**Exercise objective**
Count each line below that has "Ludvika" anywhere in it. Answer with the total alone.

Figure data in JSON
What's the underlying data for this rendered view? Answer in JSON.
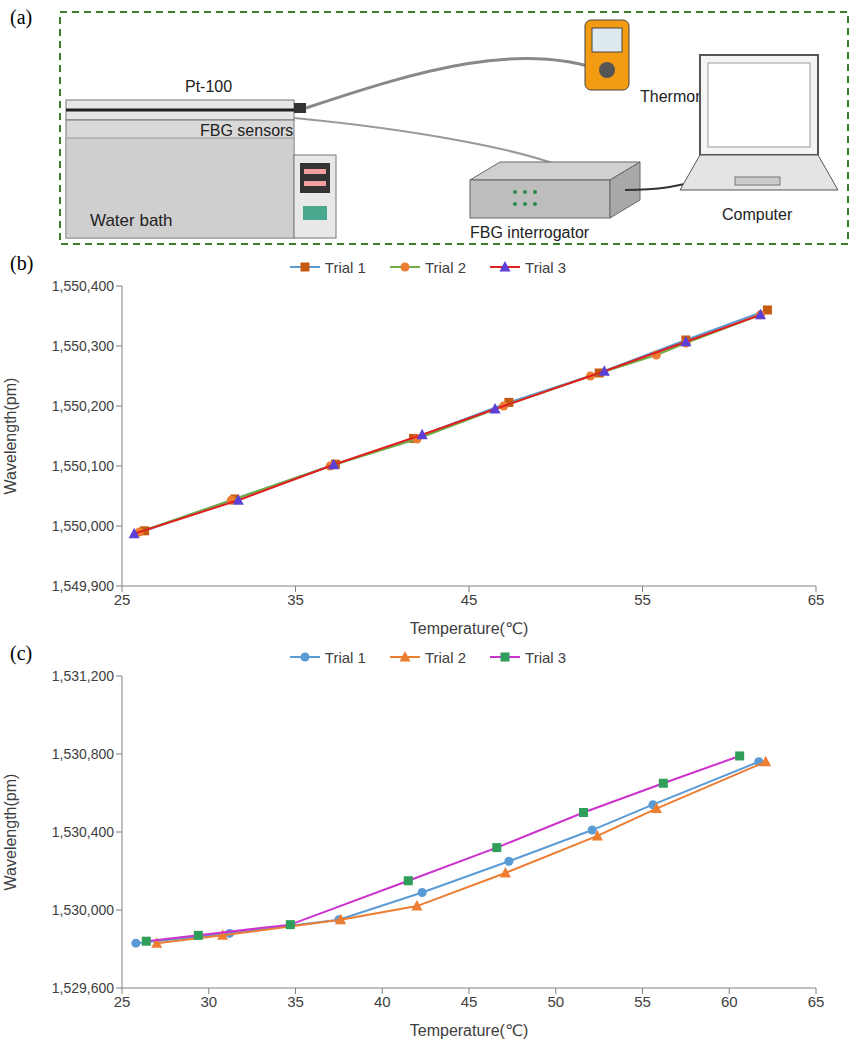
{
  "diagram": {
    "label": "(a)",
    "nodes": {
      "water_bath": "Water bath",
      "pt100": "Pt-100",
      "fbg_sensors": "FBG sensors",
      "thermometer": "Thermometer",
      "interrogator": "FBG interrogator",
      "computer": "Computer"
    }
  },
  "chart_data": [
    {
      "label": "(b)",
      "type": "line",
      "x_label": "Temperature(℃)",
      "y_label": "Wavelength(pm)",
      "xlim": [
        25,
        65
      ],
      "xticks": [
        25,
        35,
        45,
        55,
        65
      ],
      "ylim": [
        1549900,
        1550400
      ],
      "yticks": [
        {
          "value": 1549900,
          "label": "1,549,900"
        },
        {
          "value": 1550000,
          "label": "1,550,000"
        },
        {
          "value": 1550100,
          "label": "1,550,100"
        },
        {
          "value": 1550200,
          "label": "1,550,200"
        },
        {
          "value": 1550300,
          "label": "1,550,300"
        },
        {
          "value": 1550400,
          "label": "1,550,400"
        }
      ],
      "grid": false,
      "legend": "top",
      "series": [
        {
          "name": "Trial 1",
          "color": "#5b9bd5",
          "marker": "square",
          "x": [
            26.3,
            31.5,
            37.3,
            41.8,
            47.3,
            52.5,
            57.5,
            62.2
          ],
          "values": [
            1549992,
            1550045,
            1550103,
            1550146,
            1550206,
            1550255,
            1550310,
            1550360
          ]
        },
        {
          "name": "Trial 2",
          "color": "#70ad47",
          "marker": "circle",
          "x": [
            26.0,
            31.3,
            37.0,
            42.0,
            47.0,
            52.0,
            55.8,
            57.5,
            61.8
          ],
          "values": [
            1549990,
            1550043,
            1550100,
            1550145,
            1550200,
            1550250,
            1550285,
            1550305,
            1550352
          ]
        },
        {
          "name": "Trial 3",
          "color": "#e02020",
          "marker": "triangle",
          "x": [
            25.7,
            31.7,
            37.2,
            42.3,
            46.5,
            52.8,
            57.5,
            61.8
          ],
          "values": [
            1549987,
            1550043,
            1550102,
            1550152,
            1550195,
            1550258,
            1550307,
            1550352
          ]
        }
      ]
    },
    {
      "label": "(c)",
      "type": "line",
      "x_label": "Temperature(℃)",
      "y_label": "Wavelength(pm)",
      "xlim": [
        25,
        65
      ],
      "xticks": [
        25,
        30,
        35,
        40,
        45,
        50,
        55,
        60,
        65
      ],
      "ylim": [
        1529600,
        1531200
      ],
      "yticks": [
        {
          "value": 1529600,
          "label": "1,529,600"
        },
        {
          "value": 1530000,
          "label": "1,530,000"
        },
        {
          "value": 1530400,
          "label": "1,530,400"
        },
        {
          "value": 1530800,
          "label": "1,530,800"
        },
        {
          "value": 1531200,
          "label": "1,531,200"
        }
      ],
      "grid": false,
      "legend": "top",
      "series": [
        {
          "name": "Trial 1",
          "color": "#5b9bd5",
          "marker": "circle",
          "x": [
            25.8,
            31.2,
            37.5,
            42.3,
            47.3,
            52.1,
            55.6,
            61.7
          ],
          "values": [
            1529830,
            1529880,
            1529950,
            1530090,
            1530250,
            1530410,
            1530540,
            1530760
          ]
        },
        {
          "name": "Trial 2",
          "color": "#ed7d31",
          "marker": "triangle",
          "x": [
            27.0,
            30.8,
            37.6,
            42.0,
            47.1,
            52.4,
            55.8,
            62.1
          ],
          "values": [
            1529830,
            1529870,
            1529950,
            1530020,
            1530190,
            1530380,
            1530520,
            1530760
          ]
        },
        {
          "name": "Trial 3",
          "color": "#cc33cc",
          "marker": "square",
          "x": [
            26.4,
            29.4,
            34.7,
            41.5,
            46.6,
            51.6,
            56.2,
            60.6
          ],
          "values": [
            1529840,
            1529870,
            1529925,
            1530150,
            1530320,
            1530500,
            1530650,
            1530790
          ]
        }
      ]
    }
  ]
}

--

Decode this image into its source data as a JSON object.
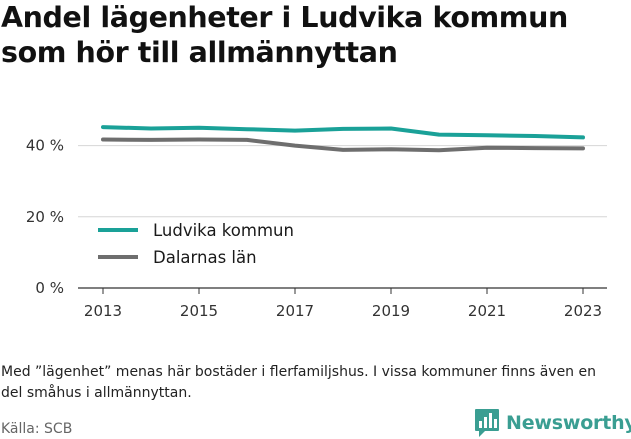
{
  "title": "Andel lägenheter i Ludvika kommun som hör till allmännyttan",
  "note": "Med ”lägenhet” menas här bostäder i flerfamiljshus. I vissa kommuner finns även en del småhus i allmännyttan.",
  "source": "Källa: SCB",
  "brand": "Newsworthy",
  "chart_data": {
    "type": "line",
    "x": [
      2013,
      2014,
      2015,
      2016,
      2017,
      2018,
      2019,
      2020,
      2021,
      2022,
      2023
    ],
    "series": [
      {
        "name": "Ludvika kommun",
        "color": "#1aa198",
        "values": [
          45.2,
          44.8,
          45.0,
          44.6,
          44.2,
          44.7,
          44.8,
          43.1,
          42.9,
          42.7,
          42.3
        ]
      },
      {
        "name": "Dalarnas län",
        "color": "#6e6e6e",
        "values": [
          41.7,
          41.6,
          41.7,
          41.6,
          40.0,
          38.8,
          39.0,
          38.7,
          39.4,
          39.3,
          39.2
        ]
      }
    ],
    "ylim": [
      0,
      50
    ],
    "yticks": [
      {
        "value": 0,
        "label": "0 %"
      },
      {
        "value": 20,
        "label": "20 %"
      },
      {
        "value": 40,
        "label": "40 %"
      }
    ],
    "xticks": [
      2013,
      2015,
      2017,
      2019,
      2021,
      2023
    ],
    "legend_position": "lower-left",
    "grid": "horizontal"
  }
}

**Task result**
2